= DOCUMENT EXCERPT =

——————————

Wink Groover
- Occupation: Horse trainer
- Discipline: Performance Tennessee Walking Horse
- Born: September 27, 1935 Miami, Florida
- Died: April 11, 2010 (aged 74) Longview, Texas
- Major wins/Championships: World Grand Championship in 1970

Significant horses
- Ace's Sensation, Sensational Shadow, Ebony's Darling Lady

= Wink Groover =

American horse trainer (1935 - 2010)

Wink Groover (September 27, 1935 – April 11, 2010) was an American Tennessee Walking Horse trainer who won the World Grand Championship in 1970 with the horse Ace's Sensation. Groover was also Trainer of the Year for 1970, and later served as a chairman for the National Horse Show Commission. Groover died in April 2010, at the age of 74.

==Life and career==
Groover was born on September 27, 1935, and raised near Miami, Florida. During World War II, his parents moved the family to south Georgia for a time to keep his sister away from the large number of servicemen in Miami. However, she married a soldier from Georgia and the family later returned to Florida. About the time of the marriage, her new father-in-law traveled to Tennessee to buy mules and while there heard about the Tennessee Walking Horse National Celebration, a major Tennessee Walking Horse show.

In 1946 the Groover family attended it as spectators, and soon after, Wink Groover's parents purchased two Tennessee Walking Horse colts, which they put in professional training. Groover won his first horse show ribbon on one of the colts the next year. In 1954 Groover graduated from high school and moved to Shelbyville, Tennessee, to work for horse trainer Vic Thompson. Groover showed horses at the Celebration every year beginning in 1954, but did not win first place in any class until 1961, when he and the horse Golden Sundust won the Geldings class.

——————————

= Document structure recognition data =

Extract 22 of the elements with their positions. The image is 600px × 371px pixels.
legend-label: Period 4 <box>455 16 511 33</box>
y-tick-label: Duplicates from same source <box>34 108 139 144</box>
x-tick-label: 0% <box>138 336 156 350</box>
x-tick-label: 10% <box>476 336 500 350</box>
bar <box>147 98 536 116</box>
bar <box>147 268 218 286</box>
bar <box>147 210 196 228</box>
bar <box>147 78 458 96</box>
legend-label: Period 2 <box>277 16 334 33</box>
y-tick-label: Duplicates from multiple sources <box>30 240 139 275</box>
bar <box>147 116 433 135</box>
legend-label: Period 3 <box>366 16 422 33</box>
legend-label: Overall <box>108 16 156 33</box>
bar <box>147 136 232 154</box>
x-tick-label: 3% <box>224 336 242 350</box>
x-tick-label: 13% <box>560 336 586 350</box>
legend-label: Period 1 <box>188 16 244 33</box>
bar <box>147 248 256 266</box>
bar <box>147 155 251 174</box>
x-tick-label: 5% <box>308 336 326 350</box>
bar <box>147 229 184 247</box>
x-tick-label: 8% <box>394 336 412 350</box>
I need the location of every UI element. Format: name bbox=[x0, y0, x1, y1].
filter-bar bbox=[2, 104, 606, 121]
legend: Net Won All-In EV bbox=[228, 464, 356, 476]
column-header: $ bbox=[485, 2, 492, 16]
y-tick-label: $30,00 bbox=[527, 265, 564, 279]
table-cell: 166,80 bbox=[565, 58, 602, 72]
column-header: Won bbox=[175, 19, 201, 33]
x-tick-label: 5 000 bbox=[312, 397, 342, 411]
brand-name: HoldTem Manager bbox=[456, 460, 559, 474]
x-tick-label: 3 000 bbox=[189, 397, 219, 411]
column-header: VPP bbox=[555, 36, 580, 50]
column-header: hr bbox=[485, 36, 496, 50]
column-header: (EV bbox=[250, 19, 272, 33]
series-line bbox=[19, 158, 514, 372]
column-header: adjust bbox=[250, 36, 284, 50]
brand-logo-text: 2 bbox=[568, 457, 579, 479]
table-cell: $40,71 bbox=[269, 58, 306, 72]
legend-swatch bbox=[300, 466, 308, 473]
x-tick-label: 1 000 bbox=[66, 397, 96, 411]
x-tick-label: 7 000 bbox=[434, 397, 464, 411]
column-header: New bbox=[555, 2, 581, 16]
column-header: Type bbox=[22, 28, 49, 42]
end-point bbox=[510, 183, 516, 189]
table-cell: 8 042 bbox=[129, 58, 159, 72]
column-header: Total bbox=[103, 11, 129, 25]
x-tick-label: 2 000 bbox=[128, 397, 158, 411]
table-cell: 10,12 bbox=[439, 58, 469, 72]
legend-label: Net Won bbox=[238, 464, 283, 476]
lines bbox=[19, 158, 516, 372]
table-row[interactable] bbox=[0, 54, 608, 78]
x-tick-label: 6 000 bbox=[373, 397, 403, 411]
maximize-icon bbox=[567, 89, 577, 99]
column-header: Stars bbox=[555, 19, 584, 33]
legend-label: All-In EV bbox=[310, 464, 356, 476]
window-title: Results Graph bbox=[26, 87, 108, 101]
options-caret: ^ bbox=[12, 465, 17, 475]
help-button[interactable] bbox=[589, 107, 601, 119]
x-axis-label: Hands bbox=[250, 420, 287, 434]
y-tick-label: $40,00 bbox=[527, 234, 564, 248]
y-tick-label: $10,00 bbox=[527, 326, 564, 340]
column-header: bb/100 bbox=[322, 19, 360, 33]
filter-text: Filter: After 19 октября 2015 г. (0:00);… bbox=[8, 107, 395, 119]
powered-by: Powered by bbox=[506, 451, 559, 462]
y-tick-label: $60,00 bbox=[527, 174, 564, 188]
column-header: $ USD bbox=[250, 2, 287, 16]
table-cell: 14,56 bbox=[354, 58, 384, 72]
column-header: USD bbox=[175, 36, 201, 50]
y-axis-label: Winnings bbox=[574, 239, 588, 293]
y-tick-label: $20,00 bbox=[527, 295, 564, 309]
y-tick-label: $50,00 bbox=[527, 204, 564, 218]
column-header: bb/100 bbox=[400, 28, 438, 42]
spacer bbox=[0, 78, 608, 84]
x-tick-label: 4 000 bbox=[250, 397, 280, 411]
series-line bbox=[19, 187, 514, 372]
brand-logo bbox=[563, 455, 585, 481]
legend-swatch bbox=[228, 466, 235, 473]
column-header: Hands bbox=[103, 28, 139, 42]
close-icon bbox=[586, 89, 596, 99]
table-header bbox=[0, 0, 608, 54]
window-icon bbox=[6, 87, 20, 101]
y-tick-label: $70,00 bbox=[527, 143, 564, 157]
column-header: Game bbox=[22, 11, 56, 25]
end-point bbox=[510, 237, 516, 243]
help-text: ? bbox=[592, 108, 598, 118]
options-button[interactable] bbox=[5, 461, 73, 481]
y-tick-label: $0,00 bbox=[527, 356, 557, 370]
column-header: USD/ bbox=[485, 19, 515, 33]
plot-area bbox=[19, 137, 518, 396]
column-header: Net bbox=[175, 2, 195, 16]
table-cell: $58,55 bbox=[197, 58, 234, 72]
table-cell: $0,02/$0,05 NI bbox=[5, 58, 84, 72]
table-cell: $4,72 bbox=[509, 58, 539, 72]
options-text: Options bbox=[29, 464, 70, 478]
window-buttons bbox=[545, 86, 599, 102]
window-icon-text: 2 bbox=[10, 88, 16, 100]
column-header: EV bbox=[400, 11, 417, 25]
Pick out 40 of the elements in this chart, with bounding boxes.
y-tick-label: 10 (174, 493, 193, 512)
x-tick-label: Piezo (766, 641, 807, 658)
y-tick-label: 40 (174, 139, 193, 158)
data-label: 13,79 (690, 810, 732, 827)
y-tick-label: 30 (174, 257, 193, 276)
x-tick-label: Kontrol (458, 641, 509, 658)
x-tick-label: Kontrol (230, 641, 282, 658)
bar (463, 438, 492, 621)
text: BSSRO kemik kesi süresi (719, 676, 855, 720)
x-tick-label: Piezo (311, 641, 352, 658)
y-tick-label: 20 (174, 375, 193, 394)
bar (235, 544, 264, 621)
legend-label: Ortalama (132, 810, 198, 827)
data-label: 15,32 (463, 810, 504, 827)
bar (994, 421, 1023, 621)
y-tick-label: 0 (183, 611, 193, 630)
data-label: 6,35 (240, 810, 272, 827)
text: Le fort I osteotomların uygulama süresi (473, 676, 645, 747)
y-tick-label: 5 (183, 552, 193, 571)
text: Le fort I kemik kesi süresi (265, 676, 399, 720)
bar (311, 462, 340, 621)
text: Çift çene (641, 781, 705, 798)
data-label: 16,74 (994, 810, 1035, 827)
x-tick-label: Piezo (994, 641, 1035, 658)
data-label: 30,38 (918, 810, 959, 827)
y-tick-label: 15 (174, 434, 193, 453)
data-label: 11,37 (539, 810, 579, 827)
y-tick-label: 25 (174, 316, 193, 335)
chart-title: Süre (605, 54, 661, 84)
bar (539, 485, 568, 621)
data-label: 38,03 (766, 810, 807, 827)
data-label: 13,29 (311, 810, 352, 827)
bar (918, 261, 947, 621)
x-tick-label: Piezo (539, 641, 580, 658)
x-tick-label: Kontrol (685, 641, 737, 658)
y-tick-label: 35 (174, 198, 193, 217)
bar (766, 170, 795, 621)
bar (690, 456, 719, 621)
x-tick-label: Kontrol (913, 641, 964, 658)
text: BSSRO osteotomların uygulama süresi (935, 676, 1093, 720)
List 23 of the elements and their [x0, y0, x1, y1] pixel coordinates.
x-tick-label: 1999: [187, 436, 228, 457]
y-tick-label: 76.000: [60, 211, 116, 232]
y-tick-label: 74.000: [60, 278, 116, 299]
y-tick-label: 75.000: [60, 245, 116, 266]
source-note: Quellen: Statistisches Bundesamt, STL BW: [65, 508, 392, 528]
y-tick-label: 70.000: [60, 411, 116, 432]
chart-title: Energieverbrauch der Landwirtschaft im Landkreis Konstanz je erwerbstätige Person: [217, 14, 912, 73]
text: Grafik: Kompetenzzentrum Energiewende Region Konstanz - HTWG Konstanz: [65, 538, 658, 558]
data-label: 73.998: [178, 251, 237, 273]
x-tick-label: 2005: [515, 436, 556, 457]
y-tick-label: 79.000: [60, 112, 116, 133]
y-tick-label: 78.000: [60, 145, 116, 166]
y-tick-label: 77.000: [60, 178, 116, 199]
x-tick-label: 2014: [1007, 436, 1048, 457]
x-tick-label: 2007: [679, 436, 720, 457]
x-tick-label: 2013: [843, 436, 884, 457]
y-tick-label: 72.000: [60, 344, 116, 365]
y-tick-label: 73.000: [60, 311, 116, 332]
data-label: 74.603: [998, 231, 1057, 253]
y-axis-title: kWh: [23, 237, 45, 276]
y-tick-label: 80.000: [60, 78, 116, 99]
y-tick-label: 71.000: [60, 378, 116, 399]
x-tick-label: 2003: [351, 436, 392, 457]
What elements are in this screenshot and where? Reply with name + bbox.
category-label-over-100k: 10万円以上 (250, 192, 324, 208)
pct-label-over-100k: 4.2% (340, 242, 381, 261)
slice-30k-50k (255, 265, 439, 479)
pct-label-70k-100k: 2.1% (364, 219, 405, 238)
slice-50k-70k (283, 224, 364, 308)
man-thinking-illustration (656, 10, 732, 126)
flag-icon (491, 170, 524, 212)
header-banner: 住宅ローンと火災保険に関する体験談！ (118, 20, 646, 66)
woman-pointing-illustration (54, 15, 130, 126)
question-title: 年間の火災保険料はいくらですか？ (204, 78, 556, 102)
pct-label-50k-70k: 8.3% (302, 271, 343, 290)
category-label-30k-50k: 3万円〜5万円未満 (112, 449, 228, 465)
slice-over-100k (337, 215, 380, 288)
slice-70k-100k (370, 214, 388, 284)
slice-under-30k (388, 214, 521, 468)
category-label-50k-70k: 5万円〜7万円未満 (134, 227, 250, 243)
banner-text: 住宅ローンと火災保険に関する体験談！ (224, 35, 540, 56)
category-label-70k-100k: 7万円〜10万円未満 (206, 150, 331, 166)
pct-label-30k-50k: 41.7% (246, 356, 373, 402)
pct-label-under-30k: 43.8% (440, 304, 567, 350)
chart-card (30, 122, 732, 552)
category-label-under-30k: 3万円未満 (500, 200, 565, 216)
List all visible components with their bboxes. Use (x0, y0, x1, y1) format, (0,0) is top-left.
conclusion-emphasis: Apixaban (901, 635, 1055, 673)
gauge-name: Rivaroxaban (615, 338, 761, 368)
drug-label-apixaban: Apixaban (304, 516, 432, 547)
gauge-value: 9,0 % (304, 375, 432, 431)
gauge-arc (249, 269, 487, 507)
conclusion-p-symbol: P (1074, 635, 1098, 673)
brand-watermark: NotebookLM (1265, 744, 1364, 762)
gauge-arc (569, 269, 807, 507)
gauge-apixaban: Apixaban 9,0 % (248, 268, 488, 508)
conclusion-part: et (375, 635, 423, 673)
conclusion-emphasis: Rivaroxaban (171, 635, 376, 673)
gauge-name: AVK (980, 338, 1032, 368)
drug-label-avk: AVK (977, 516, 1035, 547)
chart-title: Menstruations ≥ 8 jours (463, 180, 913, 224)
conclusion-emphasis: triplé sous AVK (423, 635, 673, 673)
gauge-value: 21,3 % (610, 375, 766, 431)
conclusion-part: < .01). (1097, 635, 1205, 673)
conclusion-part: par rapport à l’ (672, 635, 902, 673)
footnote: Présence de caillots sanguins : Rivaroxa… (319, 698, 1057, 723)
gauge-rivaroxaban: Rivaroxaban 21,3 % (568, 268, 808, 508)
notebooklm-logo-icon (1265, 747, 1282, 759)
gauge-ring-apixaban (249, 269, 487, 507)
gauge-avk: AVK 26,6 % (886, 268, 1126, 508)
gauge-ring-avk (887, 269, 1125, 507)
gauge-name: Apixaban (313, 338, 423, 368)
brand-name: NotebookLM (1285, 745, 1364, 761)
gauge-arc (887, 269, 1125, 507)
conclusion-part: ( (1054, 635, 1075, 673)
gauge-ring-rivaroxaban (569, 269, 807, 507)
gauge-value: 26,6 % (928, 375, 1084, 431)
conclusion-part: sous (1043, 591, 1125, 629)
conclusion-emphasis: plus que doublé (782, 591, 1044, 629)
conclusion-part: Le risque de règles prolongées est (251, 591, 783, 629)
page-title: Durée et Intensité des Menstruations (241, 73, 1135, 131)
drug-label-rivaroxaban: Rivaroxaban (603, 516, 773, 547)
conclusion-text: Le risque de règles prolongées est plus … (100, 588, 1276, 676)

——————————

= EXERCISE INSTRUCTIONS =
a) Answer these questions using the Wink Groover biography:
(i) Which horse did Groover ride to the 1970 World Grand Championship?
(ii) In 1954, which town did Groover move to, and which trainer did he work for?
(iii) Which class did Groover win at the Celebration in 1961, and with what horse?
b) Reproduce the Wink Groover biography from "Wink Groover (September" up to and including "Walking Horse show.".
c) Write the next part of the Wink Groover biography, picking up after its final sentence.

= SET OF ANSWERS =
a)
(i) Ace's Sensation
(ii) Shelbyville, Tennessee; Vic Thompson
(iii) The Geldings class, with Golden Sundust

b)
Wink Groover (September 27, 1935 – April 11, 2010) was an American Tennessee Walking Horse trainer who won the World Grand Championship in 1970 with the horse Ace's Sensation. Groover was also Trainer of the Year for 1970, and later served as a chairman for the National Horse Show Commission. Groover died in April 2010, at the age of 74.

==Life and career==
Groover was born on September 27, 1935, and raised near Miami, Florida. During World War II, his parents moved the family to south Georgia for a time to keep his sister away from the large number of servicemen in Miami. However, she married a soldier from Georgia and the family later returned to Florida. About the time of the marriage, her new father-in-law traveled to Tennessee to buy mules and while there heard about the Tennessee Walking Horse National Celebration, a major Tennessee Walking Horse show.

c)
Groover began training the black stallion Ace's Sensation in 1966; at the same time he was also training another black stallion named Sensational Shadow. He continued training both horses simultaneously until he felt that he should focus his attention on Ace's Sensation; Sensational Shadow's owners moved him to Steve Hill's stables and then on to C. A. Bobo's, where he won a World Grand Championship.

In 1968 Ace's Sensation and Groover placed third in the World Grand Championship; in 1969 he placed fourth. Groover had hopes to win the next year, 1970, but early in the year "Ace" bowed two tendons in an accident during a small show. Groover and the horse's owner, Randall Rollins, took him to several equine veterinarians and put Ace's Sensation on swimming therapy to build his muscles without strain. He was not healed enough to be ridden until three weeks prior to the Celebration, but Groover entered him.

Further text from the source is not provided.